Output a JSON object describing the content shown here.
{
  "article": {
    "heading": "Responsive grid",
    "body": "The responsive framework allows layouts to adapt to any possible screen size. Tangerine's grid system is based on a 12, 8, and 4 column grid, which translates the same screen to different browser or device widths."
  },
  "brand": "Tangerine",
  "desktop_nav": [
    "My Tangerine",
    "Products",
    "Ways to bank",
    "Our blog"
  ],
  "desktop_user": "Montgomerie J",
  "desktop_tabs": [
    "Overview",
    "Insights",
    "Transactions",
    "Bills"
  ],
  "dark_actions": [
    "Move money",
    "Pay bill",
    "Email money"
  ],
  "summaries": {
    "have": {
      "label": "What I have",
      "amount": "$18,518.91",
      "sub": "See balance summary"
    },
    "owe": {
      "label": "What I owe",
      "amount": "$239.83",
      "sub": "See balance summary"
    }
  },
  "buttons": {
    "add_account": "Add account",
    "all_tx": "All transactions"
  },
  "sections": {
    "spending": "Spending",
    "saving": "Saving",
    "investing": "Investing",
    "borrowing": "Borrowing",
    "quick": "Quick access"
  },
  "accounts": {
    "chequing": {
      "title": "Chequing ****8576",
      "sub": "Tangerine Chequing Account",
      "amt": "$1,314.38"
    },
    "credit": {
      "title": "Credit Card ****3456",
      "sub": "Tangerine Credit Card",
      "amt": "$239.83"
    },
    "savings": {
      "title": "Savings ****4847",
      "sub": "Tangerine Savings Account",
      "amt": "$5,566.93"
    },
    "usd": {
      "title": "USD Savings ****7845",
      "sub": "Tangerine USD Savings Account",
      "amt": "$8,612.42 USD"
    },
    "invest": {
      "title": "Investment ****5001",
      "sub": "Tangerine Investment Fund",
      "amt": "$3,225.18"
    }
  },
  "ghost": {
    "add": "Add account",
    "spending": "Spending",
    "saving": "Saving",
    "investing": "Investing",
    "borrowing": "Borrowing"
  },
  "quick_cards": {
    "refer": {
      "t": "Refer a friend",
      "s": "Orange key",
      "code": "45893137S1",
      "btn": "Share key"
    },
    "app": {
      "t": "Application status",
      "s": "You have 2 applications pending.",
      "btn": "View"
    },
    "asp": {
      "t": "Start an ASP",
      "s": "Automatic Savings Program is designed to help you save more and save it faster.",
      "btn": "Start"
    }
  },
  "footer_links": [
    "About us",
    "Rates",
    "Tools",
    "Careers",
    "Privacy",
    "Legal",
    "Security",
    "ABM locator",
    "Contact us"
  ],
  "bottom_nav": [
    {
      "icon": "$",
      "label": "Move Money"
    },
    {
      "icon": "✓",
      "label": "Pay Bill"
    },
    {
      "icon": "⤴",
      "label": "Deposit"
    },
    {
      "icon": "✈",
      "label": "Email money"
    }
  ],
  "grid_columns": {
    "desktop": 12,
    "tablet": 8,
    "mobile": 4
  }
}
★ ★ ★ ★ ★ ★ ★
### Exercise aim
Every record should be given again exactly.

### Task output
Output a JSON object describing the content shown here.
{
  "article": {
    "heading": "Responsive grid",
    "body": "The responsive framework allows layouts to adapt to any possible screen size. Tangerine's grid system is based on a 12, 8, and 4 column grid, which translates the same screen to different browser or device widths."
  },
  "brand": "Tangerine",
  "desktop_nav": [
    "My Tangerine",
    "Products",
    "Ways to bank",
    "Our blog"
  ],
  "desktop_user": "Montgomerie J",
  "desktop_tabs": [
    "Overview",
    "Insights",
    "Transactions",
    "Bills"
  ],
  "dark_actions": [
    "Move money",
    "Pay bill",
    "Email money"
  ],
  "summaries": {
    "have": {
      "label": "What I have",
      "amount": "$18,518.91",
      "sub": "See balance summary"
    },
    "owe": {
      "label": "What I owe",
      "amount": "$239.83",
      "sub": "See balance summary"
    }
  },
  "buttons": {
    "add_account": "Add account",
    "all_tx": "All transactions"
  },
  "sections": {
    "spending": "Spending",
    "saving": "Saving",
    "investing": "Investing",
    "borrowing": "Borrowing",
    "quick": "Quick access"
  },
  "accounts": {
    "chequing": {
      "title": "Chequing ****8576",
      "sub": "Tangerine Chequing Account",
      "amt": "$1,314.38"
    },
    "credit": {
      "title": "Credit Card ****3456",
      "sub": "Tangerine Credit Card",
      "amt": "$239.83"
    },
    "savings": {
      "title": "Savings ****4847",
      "sub": "Tangerine Savings Account",
      "amt": "$5,566.93"
    },
    "usd": {
      "title": "USD Savings ****7845",
      "sub": "Tangerine USD Savings Account",
      "amt": "$8,612.42 USD"
    },
    "invest": {
      "title": "Investment ****5001",
      "sub": "Tangerine Investment Fund",
      "amt": "$3,225.18"
    }
  },
  "ghost": {
    "add": "Add account",
    "spending": "Spending",
    "saving": "Saving",
    "investing": "Investing",
    "borrowing": "Borrowing"
  },
  "quick_cards": {
    "refer": {
      "t": "Refer a friend",
      "s": "Orange key",
      "code": "45893137S1",
      "btn": "Share key"
    },
    "app": {
      "t": "Application status",
      "s": "You have 2 applications pending.",
      "btn": "View"
    },
    "asp": {
      "t": "Start an ASP",
      "s": "Automatic Savings Program is designed to help you save more and save it faster.",
      "btn": "Start"
    }
  },
  "footer_links": [
    "About us",
    "Rates",
    "Tools",
    "Careers",
    "Privacy",
    "Legal",
    "Security",
    "ABM locator",
    "Contact us"
  ],
  "bottom_nav": [
    {
      "icon": "$",
      "label": "Move Money"
    },
    {
      "icon": "✓",
      "label": "Pay Bill"
    },
    {
      "icon": "⤴",
      "label": "Deposit"
    },
    {
      "icon": "✈",
      "label": "Email money"
    }
  ],
  "grid_columns": {
    "desktop": 12,
    "tablet": 8,
    "mobile": 4
  }
}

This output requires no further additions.